### Supplied information

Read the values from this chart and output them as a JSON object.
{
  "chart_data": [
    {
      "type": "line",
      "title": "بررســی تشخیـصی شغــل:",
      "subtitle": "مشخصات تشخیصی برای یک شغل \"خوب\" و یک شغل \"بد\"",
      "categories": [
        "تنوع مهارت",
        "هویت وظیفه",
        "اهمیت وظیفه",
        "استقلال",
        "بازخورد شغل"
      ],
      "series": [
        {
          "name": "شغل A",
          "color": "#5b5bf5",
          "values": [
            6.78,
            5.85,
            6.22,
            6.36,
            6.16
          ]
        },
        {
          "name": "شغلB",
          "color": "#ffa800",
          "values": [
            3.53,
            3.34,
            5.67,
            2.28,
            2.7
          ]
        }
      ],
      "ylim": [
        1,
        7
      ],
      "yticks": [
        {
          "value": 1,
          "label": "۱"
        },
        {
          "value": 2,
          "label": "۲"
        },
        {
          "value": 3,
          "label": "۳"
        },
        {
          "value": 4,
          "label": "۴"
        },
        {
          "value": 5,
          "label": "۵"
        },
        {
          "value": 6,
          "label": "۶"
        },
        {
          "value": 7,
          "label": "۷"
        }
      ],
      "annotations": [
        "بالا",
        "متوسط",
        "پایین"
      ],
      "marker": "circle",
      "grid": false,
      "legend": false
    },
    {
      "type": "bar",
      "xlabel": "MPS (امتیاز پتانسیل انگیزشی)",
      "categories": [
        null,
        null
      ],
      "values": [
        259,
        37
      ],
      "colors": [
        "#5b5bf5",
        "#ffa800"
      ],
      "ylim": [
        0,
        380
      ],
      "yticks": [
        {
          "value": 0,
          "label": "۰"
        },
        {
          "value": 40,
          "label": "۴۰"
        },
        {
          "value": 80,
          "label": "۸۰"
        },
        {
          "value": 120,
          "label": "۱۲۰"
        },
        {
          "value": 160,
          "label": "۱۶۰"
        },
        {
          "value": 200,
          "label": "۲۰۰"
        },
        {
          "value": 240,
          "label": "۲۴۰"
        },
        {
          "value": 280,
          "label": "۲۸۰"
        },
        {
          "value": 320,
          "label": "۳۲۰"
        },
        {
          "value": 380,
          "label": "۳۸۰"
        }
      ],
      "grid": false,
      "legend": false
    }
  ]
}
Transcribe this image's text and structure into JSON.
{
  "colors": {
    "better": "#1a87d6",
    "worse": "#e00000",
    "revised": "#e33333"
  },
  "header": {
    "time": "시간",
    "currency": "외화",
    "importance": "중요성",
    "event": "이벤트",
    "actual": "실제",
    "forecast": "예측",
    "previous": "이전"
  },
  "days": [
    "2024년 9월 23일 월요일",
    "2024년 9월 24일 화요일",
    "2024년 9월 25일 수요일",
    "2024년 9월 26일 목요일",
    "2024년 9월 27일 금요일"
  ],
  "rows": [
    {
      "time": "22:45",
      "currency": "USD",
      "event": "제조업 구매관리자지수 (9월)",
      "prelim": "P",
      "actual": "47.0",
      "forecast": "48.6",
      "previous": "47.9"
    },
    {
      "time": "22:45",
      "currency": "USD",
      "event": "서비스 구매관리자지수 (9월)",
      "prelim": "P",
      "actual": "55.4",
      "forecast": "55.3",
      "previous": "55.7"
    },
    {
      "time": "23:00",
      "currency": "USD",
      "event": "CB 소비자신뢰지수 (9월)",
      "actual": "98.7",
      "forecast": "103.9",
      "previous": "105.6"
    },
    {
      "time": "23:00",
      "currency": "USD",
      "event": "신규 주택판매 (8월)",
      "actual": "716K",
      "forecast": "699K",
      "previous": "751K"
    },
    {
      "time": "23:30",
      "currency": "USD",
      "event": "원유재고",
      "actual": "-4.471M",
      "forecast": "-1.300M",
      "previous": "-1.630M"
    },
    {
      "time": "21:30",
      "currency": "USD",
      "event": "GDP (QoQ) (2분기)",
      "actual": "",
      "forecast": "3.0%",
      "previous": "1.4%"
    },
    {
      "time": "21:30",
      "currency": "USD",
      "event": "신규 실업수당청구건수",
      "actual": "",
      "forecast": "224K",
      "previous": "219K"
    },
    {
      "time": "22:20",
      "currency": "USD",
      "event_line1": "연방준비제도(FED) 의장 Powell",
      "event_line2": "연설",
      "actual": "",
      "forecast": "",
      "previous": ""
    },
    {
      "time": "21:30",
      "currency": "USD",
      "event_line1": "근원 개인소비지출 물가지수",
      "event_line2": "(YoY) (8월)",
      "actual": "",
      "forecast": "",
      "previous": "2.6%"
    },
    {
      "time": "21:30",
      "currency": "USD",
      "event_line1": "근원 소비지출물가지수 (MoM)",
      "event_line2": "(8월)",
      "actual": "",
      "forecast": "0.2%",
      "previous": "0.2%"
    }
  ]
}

### Task requirements
The lines above should be duplicated exactly.

### Answer to this exercise
Read the values from this chart and output them as a JSON object.
{
  "chart_data": [
    {
      "type": "line",
      "title": "بررســی تشخیـصی شغــل:",
      "subtitle": "مشخصات تشخیصی برای یک شغل \"خوب\" و یک شغل \"بد\"",
      "categories": [
        "تنوع مهارت",
        "هویت وظیفه",
        "اهمیت وظیفه",
        "استقلال",
        "بازخورد شغل"
      ],
      "series": [
        {
          "name": "شغل A",
          "color": "#5b5bf5",
          "values": [
            6.78,
            5.85,
            6.22,
            6.36,
            6.16
          ]
        },
        {
          "name": "شغلB",
          "color": "#ffa800",
          "values": [
            3.53,
            3.34,
            5.67,
            2.28,
            2.7
          ]
        }
      ],
      "ylim": [
        1,
        7
      ],
      "yticks": [
        {
          "value": 1,
          "label": "۱"
        },
        {
          "value": 2,
          "label": "۲"
        },
        {
          "value": 3,
          "label": "۳"
        },
        {
          "value": 4,
          "label": "۴"
        },
        {
          "value": 5,
          "label": "۵"
        },
        {
          "value": 6,
          "label": "۶"
        },
        {
          "value": 7,
          "label": "۷"
        }
      ],
      "annotations": [
        "بالا",
        "متوسط",
        "پایین"
      ],
      "marker": "circle",
      "grid": false,
      "legend": false
    },
    {
      "type": "bar",
      "xlabel": "MPS (امتیاز پتانسیل انگیزشی)",
      "categories": [
        null,
        null
      ],
      "values": [
        259,
        37
      ],
      "colors": [
        "#5b5bf5",
        "#ffa800"
      ],
      "ylim": [
        0,
        380
      ],
      "yticks": [
        {
          "value": 0,
          "label": "۰"
        },
        {
          "value": 40,
          "label": "۴۰"
        },
        {
          "value": 80,
          "label": "۸۰"
        },
        {
          "value": 120,
          "label": "۱۲۰"
        },
        {
          "value": 160,
          "label": "۱۶۰"
        },
        {
          "value": 200,
          "label": "۲۰۰"
        },
        {
          "value": 240,
          "label": "۲۴۰"
        },
        {
          "value": 280,
          "label": "۲۸۰"
        },
        {
          "value": 320,
          "label": "۳۲۰"
        },
        {
          "value": 380,
          "label": "۳۸۰"
        }
      ],
      "grid": false,
      "legend": false
    }
  ]
}
Transcribe this image's text and structure into JSON.
{
  "colors": {
    "better": "#1a87d6",
    "worse": "#e00000",
    "revised": "#e33333"
  },
  "header": {
    "time": "시간",
    "currency": "외화",
    "importance": "중요성",
    "event": "이벤트",
    "actual": "실제",
    "forecast": "예측",
    "previous": "이전"
  },
  "days": [
    "2024년 9월 23일 월요일",
    "2024년 9월 24일 화요일",
    "2024년 9월 25일 수요일",
    "2024년 9월 26일 목요일",
    "2024년 9월 27일 금요일"
  ],
  "rows": [
    {
      "time": "22:45",
      "currency": "USD",
      "event": "제조업 구매관리자지수 (9월)",
      "prelim": "P",
      "actual": "47.0",
      "forecast": "48.6",
      "previous": "47.9"
    },
    {
      "time": "22:45",
      "currency": "USD",
      "event": "서비스 구매관리자지수 (9월)",
      "prelim": "P",
      "actual": "55.4",
      "forecast": "55.3",
      "previous": "55.7"
    },
    {
      "time": "23:00",
      "currency": "USD",
      "event": "CB 소비자신뢰지수 (9월)",
      "actual": "98.7",
      "forecast": "103.9",
      "previous": "105.6"
    },
    {
      "time": "23:00",
      "currency": "USD",
      "event": "신규 주택판매 (8월)",
      "actual": "716K",
      "forecast": "699K",
      "previous": "751K"
    },
    {
      "time": "23:30",
      "currency": "USD",
      "event": "원유재고",
      "actual": "-4.471M",
      "forecast": "-1.300M",
      "previous": "-1.630M"
    },
    {
      "time": "21:30",
      "currency": "USD",
      "event": "GDP (QoQ) (2분기)",
      "actual": "",
      "forecast": "3.0%",
      "previous": "1.4%"
    },
    {
      "time": "21:30",
      "currency": "USD",
      "event": "신규 실업수당청구건수",
      "actual": "",
      "forecast": "224K",
      "previous": "219K"
    },
    {
      "time": "22:20",
      "currency": "USD",
      "event_line1": "연방준비제도(FED) 의장 Powell",
      "event_line2": "연설",
      "actual": "",
      "forecast": "",
      "previous": ""
    },
    {
      "time": "21:30",
      "currency": "USD",
      "event_line1": "근원 개인소비지출 물가지수",
      "event_line2": "(YoY) (8월)",
      "actual": "",
      "forecast": "",
      "previous": "2.6%"
    },
    {
      "time": "21:30",
      "currency": "USD",
      "event_line1": "근원 소비지출물가지수 (MoM)",
      "event_line2": "(8월)",
      "actual": "",
      "forecast": "0.2%",
      "previous": "0.2%"
    }
  ]
}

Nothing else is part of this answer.